## Begin INFORMATION SHOWN

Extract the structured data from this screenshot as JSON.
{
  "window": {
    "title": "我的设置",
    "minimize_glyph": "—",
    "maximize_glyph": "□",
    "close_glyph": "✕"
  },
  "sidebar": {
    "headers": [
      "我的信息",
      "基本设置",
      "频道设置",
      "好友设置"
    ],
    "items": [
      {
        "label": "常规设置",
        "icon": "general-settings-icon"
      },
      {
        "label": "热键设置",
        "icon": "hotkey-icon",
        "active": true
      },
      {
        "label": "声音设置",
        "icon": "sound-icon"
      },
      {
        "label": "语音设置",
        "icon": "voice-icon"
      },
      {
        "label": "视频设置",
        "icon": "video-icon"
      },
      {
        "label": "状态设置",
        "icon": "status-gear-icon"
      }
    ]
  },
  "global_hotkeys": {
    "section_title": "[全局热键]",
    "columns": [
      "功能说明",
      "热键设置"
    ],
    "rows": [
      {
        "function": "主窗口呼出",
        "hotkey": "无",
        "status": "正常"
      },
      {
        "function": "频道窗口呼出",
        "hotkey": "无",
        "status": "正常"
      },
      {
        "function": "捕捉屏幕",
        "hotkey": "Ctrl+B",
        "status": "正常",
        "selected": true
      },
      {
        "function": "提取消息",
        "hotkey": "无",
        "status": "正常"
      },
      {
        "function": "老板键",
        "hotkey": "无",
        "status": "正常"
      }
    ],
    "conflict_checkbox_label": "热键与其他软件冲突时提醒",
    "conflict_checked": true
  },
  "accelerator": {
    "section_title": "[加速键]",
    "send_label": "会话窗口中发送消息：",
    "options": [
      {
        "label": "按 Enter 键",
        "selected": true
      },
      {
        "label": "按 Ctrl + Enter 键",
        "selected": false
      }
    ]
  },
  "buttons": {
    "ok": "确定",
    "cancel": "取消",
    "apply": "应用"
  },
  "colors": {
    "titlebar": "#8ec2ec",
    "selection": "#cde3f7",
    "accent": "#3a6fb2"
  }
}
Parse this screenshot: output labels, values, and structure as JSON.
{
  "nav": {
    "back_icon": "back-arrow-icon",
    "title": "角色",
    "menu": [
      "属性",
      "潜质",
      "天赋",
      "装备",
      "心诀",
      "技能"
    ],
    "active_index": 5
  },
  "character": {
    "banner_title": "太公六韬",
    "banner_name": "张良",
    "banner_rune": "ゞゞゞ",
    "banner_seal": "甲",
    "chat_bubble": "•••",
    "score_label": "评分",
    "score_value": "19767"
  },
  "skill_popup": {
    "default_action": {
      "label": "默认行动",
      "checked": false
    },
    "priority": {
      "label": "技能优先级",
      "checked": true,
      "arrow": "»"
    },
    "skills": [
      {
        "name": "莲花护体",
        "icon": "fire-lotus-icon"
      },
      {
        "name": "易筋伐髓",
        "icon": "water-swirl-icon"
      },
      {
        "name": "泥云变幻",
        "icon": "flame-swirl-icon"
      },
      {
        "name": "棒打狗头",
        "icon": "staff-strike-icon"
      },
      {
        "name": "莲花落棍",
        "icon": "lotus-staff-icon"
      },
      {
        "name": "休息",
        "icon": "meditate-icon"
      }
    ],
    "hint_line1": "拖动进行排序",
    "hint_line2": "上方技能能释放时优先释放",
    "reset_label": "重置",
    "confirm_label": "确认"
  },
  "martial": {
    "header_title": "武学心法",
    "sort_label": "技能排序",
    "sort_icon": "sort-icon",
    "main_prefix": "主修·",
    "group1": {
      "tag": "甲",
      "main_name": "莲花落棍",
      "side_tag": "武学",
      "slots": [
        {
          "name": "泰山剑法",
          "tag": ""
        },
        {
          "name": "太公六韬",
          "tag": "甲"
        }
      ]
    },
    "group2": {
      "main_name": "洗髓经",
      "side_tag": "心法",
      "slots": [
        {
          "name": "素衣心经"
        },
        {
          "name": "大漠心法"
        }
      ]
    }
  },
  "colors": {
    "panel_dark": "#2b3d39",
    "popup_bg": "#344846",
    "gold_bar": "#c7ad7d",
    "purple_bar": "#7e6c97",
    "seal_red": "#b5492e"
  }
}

## End INFORMATION SHOWN

## DIRECTIONS
Read the lines above. Gather those in which the string "this" is found.

## PROBLEM SOLUTION
Extract the structured data from this screenshot as JSON.
Parse this screenshot: output labels, values, and structure as JSON.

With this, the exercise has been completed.